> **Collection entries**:
-------------------------

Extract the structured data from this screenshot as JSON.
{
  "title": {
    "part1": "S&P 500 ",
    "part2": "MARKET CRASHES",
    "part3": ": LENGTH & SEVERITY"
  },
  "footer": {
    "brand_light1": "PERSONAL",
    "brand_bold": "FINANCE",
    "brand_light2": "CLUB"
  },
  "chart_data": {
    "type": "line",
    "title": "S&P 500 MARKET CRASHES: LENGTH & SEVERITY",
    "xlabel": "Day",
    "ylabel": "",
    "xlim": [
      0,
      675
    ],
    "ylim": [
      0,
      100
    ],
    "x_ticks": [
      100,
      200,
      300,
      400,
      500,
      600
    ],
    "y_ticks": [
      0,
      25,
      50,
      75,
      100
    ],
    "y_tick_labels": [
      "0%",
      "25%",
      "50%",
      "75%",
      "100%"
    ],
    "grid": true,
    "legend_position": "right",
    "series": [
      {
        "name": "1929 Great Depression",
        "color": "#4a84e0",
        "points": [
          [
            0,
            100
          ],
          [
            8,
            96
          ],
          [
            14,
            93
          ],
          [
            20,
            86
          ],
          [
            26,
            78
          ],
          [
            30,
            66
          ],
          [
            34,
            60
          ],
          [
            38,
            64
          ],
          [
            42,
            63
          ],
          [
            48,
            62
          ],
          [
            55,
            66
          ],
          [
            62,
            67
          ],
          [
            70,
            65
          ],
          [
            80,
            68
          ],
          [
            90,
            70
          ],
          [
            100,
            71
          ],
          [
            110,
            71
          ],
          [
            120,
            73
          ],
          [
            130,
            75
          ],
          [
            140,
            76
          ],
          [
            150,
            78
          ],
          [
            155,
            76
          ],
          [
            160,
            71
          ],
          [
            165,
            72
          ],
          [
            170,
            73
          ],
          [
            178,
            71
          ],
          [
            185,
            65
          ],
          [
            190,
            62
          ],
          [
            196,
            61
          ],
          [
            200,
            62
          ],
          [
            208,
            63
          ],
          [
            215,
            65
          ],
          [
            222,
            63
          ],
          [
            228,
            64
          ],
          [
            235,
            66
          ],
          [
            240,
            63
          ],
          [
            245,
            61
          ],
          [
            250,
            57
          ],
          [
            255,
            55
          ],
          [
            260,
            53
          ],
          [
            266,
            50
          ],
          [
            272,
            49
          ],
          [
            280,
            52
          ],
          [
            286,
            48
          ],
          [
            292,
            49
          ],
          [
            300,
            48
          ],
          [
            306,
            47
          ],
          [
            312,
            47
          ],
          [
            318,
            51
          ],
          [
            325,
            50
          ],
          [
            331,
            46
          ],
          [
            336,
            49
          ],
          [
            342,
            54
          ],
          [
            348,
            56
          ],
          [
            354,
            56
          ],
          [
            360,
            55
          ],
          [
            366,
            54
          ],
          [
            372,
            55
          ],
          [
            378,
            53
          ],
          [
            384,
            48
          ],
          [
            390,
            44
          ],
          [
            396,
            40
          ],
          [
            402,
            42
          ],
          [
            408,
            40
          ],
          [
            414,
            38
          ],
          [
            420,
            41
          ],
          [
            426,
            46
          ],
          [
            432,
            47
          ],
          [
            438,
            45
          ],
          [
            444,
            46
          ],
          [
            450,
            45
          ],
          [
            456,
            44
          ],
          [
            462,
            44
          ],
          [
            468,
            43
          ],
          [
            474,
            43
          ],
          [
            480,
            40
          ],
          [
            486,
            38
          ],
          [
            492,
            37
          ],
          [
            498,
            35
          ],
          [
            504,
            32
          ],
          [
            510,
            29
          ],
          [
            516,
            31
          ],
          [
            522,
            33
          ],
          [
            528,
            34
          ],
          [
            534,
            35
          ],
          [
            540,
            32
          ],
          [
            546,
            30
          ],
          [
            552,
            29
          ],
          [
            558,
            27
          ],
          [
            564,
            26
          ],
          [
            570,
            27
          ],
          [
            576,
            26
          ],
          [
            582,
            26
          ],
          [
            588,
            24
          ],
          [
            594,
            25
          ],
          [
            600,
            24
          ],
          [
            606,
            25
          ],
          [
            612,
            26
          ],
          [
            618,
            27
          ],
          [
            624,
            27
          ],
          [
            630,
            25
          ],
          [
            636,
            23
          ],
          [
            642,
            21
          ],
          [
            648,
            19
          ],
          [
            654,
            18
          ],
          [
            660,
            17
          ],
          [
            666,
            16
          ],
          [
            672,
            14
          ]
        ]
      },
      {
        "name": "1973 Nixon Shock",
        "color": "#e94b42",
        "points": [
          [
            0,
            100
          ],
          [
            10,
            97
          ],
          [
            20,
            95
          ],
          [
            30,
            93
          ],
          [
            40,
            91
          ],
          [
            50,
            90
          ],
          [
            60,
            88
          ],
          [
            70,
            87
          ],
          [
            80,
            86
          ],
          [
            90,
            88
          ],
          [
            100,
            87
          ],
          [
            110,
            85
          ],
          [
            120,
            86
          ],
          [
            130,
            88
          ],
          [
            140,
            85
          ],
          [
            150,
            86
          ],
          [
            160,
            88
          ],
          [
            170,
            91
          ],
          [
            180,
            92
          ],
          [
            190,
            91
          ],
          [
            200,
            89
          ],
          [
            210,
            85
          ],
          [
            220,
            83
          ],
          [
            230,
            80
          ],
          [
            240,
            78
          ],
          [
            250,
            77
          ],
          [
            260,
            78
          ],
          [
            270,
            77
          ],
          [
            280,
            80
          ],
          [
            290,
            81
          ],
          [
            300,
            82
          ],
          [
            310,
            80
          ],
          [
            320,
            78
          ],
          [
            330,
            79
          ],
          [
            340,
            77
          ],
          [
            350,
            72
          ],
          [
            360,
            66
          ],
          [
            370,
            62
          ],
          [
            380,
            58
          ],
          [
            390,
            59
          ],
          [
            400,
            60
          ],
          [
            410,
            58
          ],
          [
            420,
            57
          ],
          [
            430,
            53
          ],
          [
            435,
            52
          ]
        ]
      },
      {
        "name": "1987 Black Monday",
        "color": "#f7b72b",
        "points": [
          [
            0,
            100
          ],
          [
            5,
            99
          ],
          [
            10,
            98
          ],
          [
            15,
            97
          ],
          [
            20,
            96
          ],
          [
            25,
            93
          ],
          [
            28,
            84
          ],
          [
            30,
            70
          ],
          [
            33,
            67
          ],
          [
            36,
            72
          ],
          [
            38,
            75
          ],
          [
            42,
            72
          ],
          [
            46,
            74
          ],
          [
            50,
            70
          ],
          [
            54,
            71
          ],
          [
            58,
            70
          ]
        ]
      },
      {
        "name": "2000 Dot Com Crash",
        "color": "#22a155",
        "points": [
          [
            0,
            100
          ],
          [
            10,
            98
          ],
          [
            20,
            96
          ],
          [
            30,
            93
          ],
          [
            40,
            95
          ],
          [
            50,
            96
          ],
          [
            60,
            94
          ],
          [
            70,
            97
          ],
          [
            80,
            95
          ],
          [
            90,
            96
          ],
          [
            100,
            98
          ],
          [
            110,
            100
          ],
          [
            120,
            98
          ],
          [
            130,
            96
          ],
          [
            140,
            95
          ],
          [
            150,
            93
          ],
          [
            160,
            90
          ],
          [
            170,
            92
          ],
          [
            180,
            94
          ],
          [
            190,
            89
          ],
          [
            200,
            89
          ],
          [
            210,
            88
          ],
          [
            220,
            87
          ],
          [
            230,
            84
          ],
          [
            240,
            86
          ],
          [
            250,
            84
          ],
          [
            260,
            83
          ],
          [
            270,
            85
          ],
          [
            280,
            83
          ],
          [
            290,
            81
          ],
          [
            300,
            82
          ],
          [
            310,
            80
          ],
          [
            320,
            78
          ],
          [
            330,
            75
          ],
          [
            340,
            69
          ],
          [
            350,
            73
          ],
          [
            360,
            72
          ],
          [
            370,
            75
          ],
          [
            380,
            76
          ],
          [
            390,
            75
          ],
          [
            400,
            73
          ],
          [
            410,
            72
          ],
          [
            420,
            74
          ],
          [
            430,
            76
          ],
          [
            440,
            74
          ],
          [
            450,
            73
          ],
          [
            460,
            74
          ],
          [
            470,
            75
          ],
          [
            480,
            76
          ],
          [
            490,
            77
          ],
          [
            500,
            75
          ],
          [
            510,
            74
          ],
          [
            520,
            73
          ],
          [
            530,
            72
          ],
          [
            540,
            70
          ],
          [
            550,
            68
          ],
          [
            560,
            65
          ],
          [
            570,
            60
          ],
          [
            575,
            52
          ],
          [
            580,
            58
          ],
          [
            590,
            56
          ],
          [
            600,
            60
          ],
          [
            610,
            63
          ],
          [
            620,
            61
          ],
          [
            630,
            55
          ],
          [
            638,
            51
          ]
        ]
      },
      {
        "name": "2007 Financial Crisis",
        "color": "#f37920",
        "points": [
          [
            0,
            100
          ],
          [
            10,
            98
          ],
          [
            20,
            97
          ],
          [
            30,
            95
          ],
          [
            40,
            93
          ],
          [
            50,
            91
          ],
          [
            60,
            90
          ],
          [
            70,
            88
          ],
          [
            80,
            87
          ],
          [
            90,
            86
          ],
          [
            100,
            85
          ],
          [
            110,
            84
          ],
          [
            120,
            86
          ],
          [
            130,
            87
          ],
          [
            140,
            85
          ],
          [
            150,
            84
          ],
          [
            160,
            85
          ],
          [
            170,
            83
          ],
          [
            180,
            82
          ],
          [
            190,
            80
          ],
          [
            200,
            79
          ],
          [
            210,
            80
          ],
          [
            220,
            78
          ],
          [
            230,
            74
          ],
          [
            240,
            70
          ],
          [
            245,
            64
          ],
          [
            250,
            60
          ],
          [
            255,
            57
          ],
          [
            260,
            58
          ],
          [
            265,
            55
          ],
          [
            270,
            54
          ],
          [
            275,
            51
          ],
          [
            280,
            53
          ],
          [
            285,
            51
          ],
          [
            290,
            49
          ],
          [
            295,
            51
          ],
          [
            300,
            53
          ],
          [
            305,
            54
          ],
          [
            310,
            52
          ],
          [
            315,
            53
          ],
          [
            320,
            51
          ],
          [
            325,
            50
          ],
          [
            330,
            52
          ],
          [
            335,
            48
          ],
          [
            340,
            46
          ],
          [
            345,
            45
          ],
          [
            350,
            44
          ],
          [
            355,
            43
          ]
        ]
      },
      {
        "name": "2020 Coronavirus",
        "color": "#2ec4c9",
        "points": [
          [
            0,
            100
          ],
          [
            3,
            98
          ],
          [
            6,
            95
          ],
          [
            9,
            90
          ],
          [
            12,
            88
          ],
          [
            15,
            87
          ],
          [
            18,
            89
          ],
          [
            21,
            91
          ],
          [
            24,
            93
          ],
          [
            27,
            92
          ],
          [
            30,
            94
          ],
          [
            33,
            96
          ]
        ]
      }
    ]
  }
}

-------------------------

> **Assignment**: Where a line of the records contains the word "name", copy that line.

> **Answer to this task**:
        "name": "1929 Great Depression",
        "name": "1973 Nixon Shock",
        "name": "1987 Black Monday",
        "name": "2000 Dot Com Crash",
        "name": "2007 Financial Crisis",
        "name": "2020 Coronavirus",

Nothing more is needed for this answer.